Wherever the word "prefix" shows up in a line, please copy that line.

----

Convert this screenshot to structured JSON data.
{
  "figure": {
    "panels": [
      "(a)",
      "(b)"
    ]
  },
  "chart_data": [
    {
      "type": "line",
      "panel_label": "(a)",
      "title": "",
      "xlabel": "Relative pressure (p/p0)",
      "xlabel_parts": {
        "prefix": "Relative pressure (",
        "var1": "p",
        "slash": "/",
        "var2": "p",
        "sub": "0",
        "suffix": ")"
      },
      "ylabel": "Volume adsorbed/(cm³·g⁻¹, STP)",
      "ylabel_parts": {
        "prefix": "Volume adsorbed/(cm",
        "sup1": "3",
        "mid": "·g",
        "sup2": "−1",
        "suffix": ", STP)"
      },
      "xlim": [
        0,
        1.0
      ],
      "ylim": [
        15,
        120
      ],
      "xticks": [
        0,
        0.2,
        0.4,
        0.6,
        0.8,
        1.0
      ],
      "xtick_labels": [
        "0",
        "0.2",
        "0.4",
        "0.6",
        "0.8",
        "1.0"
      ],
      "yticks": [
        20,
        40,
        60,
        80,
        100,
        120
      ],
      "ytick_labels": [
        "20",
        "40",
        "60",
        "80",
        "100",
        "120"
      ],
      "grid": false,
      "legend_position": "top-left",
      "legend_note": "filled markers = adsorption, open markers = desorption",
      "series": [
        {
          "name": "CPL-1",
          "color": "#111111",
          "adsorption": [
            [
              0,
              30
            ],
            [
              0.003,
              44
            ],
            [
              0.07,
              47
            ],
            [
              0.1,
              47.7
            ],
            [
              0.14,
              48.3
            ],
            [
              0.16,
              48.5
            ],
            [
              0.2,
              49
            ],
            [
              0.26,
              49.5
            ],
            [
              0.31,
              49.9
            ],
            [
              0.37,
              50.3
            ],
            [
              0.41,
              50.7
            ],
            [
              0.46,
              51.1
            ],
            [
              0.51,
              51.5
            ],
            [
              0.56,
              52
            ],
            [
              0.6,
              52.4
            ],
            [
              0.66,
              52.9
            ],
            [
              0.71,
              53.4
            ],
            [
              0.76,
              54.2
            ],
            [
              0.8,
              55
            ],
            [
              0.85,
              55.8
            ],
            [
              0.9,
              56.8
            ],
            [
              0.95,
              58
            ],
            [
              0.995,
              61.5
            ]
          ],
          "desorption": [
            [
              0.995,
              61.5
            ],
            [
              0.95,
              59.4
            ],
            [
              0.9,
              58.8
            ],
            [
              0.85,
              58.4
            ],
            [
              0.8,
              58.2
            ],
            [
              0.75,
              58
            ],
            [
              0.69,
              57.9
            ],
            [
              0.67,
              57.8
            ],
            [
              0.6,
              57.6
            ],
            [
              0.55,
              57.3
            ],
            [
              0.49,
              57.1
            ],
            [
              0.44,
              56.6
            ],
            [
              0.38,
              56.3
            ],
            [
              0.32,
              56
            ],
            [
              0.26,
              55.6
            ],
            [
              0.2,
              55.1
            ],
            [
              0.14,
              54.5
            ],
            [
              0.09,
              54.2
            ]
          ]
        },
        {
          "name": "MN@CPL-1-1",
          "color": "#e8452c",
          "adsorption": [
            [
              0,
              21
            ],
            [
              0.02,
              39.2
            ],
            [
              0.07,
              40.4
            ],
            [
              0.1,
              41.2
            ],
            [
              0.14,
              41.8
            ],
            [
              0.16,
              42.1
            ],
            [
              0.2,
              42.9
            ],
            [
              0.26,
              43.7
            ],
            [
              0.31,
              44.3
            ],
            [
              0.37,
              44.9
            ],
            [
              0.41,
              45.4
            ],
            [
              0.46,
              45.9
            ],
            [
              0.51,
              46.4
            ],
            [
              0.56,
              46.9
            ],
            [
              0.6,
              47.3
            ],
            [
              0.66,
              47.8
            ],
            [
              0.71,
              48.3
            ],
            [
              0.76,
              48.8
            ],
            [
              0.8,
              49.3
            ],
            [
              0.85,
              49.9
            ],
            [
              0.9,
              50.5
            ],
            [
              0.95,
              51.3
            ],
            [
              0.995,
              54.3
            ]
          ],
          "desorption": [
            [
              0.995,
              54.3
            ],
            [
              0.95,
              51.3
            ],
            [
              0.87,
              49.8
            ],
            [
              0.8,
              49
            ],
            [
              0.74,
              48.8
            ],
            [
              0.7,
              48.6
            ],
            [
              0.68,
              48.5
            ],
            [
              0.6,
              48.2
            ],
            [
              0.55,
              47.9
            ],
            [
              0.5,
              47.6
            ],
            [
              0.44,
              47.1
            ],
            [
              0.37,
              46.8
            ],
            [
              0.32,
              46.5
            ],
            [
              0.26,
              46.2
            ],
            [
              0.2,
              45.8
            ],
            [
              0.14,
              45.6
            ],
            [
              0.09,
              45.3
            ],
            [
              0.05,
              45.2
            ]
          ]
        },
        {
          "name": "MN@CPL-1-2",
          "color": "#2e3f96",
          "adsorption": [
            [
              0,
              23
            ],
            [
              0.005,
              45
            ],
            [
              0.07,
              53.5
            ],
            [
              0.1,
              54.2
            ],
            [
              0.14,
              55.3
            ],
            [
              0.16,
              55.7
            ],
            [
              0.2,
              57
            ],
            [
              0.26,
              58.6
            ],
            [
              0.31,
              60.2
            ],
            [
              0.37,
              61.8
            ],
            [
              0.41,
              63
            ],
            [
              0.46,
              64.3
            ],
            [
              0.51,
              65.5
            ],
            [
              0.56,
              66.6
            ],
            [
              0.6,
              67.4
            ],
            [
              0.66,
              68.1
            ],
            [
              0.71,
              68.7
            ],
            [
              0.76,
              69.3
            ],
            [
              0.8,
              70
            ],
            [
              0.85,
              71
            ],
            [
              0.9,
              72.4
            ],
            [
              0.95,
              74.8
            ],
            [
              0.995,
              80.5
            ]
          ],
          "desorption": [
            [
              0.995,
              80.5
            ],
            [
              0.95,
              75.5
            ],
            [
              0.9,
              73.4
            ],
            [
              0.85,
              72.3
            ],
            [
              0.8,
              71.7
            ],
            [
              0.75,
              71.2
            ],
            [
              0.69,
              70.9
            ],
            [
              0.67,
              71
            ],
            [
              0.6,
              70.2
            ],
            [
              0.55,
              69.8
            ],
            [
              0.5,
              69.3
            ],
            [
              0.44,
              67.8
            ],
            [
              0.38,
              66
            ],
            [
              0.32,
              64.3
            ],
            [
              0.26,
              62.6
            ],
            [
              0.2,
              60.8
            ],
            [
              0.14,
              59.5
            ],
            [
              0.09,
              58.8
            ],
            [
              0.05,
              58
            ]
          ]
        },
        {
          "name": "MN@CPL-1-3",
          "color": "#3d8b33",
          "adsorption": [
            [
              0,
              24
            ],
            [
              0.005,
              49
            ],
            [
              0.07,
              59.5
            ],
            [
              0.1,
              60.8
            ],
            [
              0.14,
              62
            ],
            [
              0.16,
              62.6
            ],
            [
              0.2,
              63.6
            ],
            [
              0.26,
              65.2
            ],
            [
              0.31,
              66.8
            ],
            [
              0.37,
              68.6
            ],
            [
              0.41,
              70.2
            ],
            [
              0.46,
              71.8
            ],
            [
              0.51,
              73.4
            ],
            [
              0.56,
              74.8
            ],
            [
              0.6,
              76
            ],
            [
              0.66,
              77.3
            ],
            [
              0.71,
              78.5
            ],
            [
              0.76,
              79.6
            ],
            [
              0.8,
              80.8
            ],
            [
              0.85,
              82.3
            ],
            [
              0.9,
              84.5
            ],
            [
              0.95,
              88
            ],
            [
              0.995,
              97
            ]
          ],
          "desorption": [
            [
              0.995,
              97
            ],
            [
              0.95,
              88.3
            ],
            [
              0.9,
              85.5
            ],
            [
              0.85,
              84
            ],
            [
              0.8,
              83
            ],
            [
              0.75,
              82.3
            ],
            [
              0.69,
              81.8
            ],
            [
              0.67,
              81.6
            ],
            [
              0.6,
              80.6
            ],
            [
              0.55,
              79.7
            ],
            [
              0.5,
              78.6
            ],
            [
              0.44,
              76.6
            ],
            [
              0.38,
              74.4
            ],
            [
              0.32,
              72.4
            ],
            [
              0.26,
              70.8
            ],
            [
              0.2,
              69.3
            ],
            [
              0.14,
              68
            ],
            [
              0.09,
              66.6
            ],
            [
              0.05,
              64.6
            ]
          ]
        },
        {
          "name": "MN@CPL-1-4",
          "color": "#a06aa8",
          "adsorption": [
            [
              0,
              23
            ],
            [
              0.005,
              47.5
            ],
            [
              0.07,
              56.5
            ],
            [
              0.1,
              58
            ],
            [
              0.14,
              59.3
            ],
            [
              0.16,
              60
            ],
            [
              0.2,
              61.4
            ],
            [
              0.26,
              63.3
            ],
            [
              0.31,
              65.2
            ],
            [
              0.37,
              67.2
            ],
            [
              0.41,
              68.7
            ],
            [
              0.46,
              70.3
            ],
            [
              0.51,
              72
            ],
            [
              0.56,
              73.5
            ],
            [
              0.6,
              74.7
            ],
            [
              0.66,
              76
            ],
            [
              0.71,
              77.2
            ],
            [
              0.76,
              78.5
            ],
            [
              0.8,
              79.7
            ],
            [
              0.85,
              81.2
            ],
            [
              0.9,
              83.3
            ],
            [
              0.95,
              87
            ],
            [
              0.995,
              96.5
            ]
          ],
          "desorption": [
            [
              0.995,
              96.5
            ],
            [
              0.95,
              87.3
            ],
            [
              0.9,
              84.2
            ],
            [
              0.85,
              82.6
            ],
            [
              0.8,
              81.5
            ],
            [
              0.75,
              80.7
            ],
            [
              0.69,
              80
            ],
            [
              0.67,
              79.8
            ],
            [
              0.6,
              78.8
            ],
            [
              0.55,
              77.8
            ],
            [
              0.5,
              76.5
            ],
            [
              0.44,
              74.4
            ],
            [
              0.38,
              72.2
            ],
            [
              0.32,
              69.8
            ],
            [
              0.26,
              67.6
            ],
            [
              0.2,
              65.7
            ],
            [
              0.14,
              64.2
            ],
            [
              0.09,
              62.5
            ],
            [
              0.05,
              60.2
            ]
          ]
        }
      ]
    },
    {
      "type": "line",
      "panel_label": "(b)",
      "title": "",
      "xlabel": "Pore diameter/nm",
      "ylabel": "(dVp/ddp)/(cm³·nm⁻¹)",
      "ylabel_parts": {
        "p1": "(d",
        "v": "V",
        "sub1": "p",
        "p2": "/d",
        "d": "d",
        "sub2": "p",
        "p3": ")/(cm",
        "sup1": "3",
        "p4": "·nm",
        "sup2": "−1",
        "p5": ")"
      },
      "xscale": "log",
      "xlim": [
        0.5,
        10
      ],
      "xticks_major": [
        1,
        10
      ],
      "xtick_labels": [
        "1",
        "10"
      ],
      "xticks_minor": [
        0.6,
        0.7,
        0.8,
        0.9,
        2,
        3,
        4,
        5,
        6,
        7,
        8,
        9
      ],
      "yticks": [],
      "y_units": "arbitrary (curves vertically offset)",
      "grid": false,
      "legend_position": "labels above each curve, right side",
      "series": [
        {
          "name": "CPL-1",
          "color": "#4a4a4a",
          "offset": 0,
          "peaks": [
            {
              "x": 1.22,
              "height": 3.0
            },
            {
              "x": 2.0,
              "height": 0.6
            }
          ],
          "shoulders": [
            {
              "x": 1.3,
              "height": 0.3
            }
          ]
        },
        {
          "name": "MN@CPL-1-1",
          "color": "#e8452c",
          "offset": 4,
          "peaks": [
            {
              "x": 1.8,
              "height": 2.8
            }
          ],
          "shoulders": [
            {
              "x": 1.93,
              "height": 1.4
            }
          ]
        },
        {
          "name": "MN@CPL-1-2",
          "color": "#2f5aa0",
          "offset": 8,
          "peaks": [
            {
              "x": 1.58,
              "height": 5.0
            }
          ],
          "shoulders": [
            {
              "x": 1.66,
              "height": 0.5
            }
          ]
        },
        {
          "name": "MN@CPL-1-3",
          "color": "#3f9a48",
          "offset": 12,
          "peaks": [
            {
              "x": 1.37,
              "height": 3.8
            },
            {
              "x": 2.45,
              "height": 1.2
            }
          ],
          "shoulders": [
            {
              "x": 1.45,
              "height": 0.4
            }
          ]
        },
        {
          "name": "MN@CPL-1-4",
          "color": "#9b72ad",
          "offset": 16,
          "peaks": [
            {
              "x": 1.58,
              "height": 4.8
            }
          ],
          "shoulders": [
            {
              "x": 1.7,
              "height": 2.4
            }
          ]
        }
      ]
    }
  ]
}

----

## [OUTPUT]
        "prefix": "Relative pressure (",
        "prefix": "Volume adsorbed/(cm",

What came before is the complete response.